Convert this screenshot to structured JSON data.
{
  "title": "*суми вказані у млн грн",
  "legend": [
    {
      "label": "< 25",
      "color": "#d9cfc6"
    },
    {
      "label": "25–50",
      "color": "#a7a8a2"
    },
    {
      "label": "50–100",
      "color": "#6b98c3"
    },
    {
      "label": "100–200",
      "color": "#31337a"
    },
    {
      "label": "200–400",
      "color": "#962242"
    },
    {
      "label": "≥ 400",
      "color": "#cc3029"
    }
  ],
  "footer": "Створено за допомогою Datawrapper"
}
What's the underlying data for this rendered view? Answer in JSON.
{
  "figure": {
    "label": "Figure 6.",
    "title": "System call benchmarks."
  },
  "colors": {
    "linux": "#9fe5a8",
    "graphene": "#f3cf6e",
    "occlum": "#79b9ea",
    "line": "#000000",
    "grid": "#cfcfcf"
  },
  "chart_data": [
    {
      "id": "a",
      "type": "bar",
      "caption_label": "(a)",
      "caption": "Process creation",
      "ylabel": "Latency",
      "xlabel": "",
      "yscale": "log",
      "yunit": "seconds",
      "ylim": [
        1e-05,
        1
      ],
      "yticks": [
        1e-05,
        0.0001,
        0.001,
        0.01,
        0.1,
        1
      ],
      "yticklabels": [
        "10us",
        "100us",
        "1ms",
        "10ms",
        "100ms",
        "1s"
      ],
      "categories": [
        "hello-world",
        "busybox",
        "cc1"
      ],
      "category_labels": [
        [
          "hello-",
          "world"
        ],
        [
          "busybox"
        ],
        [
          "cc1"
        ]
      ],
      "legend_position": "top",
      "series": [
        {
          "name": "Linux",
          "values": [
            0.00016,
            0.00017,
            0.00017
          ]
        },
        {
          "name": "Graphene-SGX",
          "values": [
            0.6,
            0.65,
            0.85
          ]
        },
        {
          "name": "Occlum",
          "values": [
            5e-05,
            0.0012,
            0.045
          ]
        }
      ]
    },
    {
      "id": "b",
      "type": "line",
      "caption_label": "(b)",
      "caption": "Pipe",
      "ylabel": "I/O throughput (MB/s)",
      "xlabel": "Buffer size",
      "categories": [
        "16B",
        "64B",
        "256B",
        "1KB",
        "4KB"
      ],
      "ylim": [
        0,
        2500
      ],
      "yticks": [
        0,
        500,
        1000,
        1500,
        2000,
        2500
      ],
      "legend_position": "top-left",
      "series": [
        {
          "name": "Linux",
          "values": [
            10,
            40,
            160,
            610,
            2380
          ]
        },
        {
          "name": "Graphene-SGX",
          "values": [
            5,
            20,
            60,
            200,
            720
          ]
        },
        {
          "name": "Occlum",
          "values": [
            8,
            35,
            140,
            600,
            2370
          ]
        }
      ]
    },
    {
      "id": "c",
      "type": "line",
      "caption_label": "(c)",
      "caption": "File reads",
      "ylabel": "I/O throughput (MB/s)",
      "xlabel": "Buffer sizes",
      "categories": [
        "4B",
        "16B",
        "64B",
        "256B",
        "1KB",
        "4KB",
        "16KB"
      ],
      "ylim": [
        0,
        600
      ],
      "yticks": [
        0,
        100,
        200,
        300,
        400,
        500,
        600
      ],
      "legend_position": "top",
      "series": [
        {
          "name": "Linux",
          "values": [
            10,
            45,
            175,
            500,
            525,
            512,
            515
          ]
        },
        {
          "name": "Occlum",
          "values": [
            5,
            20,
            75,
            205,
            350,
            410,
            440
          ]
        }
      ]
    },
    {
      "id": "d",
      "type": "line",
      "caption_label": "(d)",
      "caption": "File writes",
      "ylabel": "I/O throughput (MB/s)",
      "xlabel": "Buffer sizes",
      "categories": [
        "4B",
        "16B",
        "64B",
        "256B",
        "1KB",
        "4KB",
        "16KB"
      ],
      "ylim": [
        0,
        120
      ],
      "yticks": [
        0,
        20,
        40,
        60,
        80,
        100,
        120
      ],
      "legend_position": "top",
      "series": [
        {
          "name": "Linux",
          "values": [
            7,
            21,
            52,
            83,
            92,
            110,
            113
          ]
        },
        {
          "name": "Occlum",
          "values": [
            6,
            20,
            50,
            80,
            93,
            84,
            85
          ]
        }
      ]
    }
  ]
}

DESCRIPTION OF THE TASK — Copy each line of the entries that includes the word "JSON".

SOLUTION TO THE EXERCISE —
Convert this screenshot to structured JSON data.
What's the underlying data for this rendered view? Answer in JSON.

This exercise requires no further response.